* _Stated task_: From the records below, extract all the text exactly and leave the images behind.
=== Provided entries ===
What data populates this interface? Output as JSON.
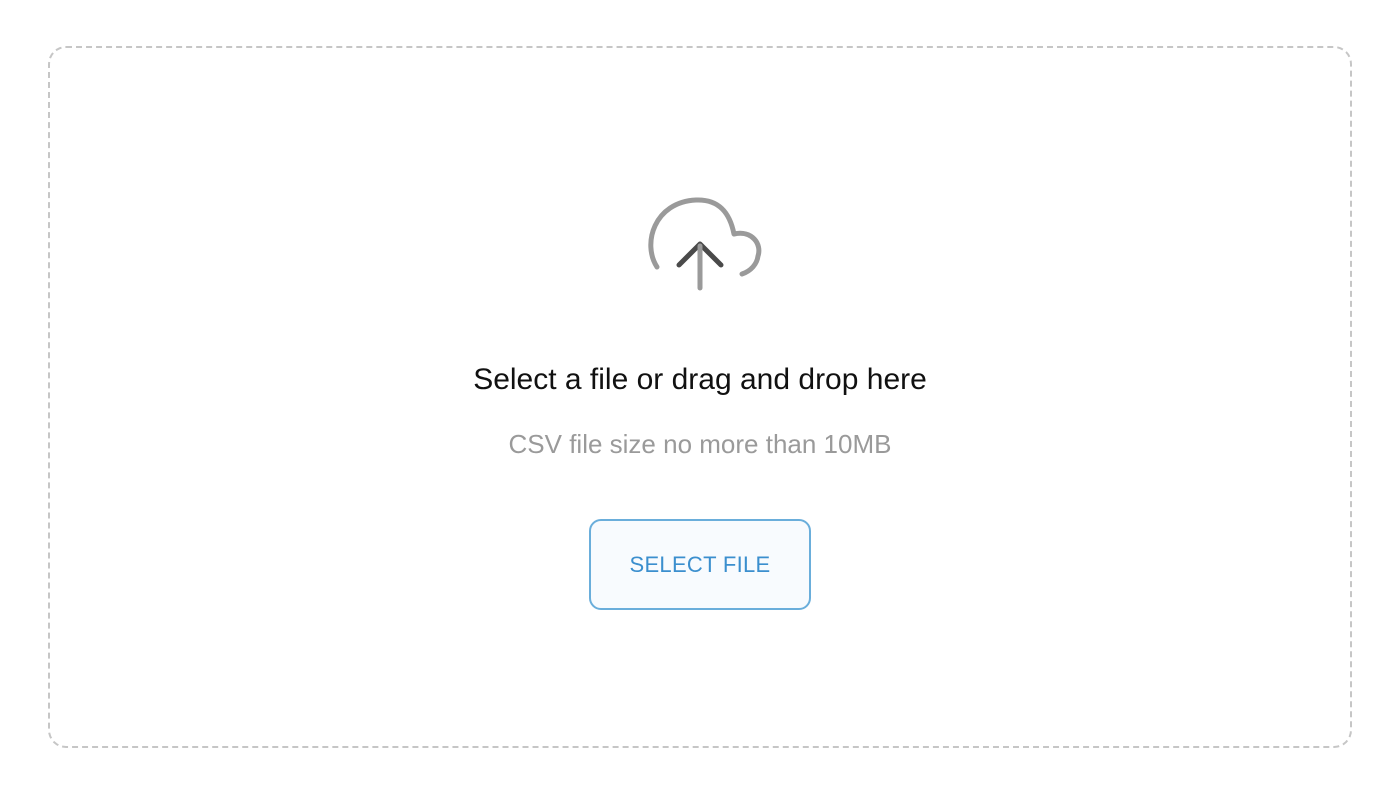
{
  "upload": {
    "icon": "cloud-upload-icon",
    "title": "Select a file or drag and drop here",
    "subtitle": "CSV file size no more than 10MB",
    "button_label": "SELECT FILE"
  },
  "colors": {
    "dashed_border": "#c6c6c6",
    "icon_cloud": "#9a9a9a",
    "icon_arrow": "#4a4a4a",
    "title_text": "#111111",
    "subtitle_text": "#9a9a9a",
    "button_border": "#6aaedb",
    "button_text": "#3b8fce",
    "button_background": "#f8fbfe"
  }
}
===
* _Solution for this problem_:
What data populates this interface? Output as JSON.
{
  "upload": {
    "icon": "cloud-upload-icon",
    "title": "Select a file or drag and drop here",
    "subtitle": "CSV file size no more than 10MB",
    "button_label": "SELECT FILE"
  },
  "colors": {
    "dashed_border": "#c6c6c6",
    "icon_cloud": "#9a9a9a",
    "icon_arrow": "#4a4a4a",
    "title_text": "#111111",
    "subtitle_text": "#9a9a9a",
    "button_border": "#6aaedb",
    "button_text": "#3b8fce",
    "button_background": "#f8fbfe"
  }
}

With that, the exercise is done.